** start Record set **

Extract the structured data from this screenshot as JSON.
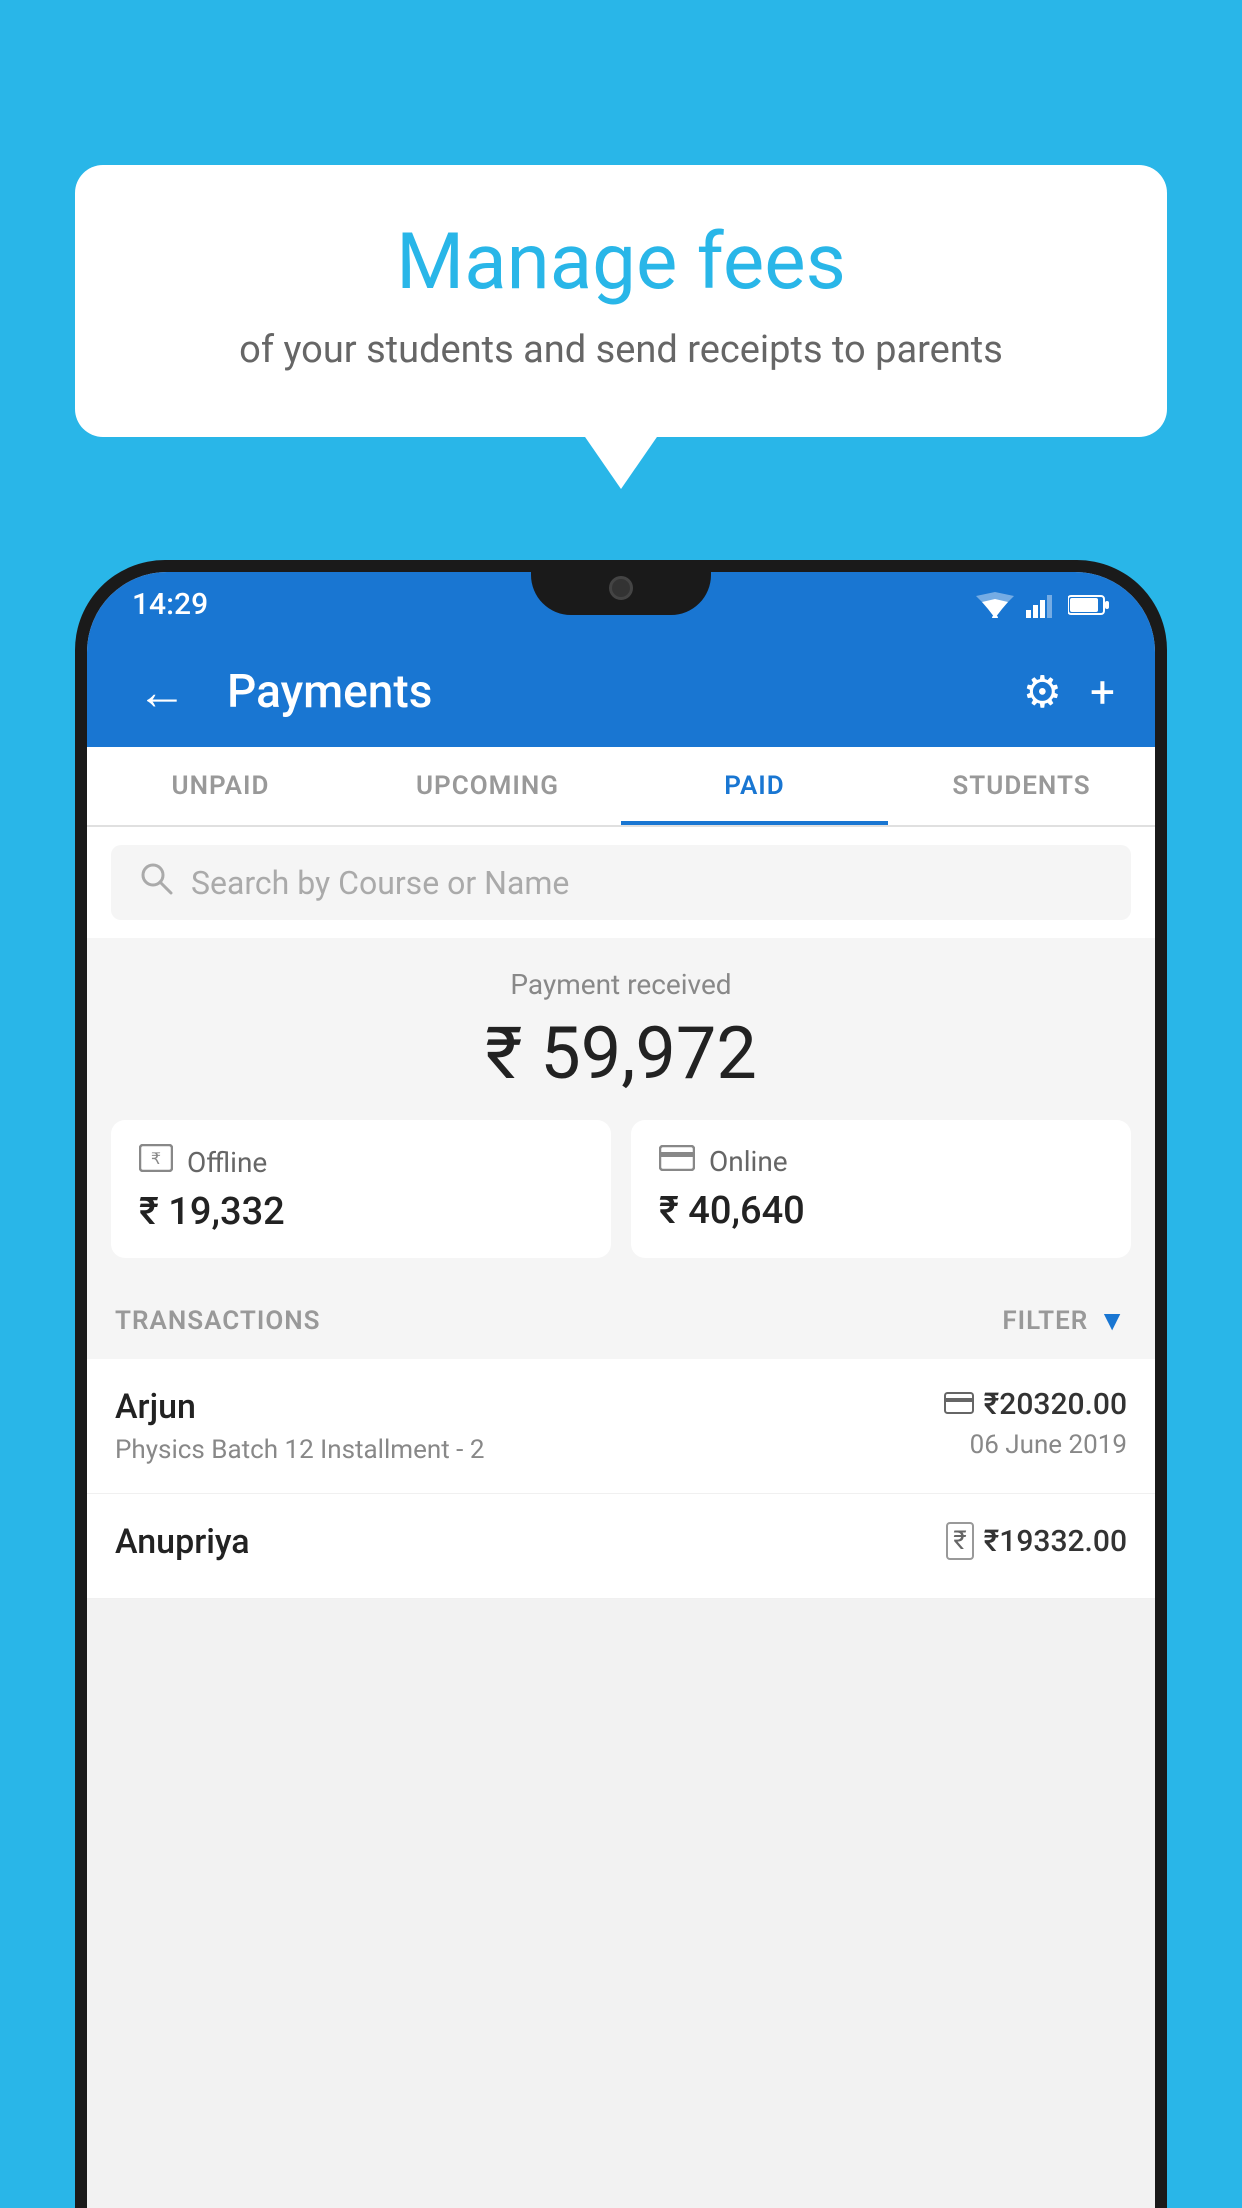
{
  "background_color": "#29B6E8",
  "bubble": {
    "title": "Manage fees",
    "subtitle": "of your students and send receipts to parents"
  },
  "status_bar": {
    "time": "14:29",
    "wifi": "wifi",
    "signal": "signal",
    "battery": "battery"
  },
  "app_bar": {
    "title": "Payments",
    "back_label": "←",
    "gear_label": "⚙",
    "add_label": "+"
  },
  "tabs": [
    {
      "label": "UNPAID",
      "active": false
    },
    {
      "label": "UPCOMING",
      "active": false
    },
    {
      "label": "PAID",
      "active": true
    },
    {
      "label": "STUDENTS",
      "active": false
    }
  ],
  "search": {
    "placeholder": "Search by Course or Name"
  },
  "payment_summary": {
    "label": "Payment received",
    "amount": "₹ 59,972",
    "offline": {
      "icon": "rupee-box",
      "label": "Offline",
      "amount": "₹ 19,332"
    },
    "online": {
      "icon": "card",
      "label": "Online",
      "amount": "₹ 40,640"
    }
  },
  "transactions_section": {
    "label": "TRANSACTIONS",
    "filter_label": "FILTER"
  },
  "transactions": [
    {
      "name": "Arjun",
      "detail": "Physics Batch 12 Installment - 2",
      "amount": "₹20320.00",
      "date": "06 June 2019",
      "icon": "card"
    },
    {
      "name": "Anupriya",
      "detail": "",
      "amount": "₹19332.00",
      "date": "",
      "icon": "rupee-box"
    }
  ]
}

** end Record set **
** start Record set **

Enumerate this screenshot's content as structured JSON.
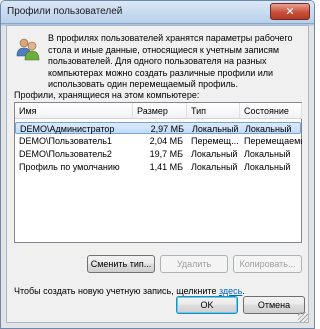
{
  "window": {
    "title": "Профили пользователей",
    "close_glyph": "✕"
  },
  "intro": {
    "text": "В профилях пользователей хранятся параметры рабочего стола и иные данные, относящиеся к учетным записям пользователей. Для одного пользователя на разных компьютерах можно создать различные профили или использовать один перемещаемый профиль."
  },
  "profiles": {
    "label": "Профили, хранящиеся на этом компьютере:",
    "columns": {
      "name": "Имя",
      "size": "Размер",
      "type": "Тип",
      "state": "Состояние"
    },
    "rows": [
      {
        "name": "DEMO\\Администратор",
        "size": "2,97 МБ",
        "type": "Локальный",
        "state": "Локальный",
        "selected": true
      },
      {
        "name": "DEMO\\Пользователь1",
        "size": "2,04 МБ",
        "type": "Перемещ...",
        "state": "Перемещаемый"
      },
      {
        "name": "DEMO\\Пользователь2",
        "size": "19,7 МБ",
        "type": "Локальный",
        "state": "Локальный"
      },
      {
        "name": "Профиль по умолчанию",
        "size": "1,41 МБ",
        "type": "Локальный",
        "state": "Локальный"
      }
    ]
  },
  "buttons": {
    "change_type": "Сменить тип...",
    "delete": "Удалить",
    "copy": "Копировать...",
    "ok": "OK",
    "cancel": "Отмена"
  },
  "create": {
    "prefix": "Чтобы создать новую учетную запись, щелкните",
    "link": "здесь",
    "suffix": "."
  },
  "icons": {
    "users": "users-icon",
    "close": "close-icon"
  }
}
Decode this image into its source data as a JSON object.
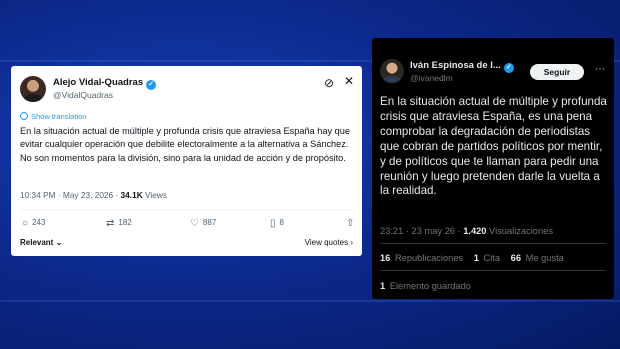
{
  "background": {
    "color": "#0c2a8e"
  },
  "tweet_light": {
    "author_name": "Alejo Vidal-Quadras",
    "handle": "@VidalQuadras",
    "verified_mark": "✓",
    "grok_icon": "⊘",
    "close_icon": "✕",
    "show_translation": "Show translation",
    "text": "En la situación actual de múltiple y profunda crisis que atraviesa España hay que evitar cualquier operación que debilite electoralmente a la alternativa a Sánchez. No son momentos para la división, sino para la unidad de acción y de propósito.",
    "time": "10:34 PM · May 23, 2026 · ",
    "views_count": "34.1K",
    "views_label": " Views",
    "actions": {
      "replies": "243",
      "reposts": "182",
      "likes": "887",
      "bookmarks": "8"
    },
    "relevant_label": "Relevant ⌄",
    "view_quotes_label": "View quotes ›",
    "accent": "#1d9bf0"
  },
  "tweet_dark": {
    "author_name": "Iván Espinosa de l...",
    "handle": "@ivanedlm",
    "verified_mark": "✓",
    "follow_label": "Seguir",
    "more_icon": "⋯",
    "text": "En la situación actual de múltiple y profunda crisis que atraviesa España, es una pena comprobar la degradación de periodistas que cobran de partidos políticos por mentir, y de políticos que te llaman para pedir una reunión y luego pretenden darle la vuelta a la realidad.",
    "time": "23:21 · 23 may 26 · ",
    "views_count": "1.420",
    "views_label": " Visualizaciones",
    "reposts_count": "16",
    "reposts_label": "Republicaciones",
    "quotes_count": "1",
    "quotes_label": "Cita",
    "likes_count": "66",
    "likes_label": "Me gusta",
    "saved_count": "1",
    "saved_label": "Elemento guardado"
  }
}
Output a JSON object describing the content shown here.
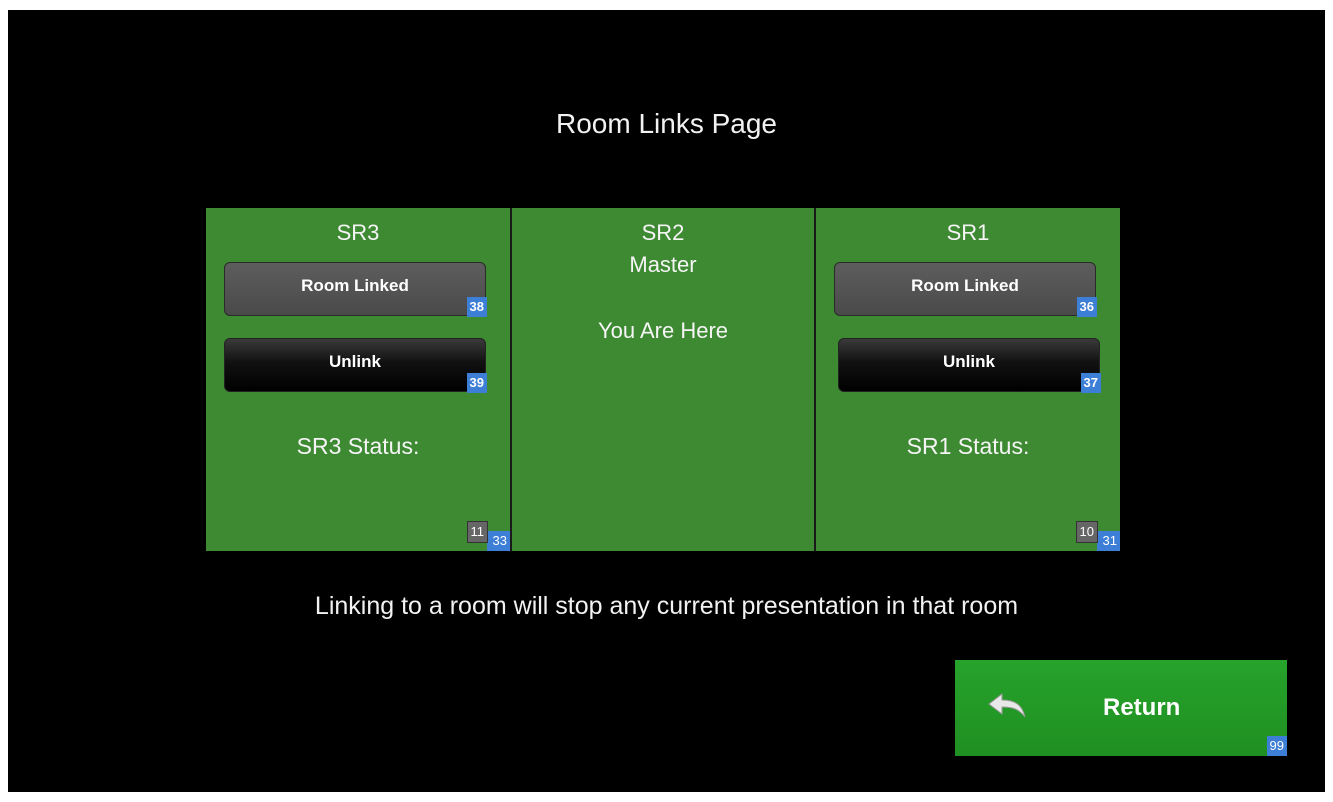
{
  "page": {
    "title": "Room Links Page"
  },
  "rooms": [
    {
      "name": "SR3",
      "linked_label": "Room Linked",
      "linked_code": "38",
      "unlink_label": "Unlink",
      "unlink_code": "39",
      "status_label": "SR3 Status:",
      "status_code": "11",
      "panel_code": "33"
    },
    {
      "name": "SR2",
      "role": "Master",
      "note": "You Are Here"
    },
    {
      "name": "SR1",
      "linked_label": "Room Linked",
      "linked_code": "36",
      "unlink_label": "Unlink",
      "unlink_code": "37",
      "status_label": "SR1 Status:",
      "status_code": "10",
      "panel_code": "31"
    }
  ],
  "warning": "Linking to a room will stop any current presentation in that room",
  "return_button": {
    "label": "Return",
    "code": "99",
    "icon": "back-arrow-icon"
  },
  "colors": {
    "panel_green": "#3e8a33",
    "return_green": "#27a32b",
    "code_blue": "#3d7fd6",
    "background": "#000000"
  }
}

** end Record set **

Exercise description ▸ Wherever "content" shows up in a line, copy that line.

Answer below ▸
Enumerate this screenshot's content as structured JSON.
Output a JSON object describing the content shown here.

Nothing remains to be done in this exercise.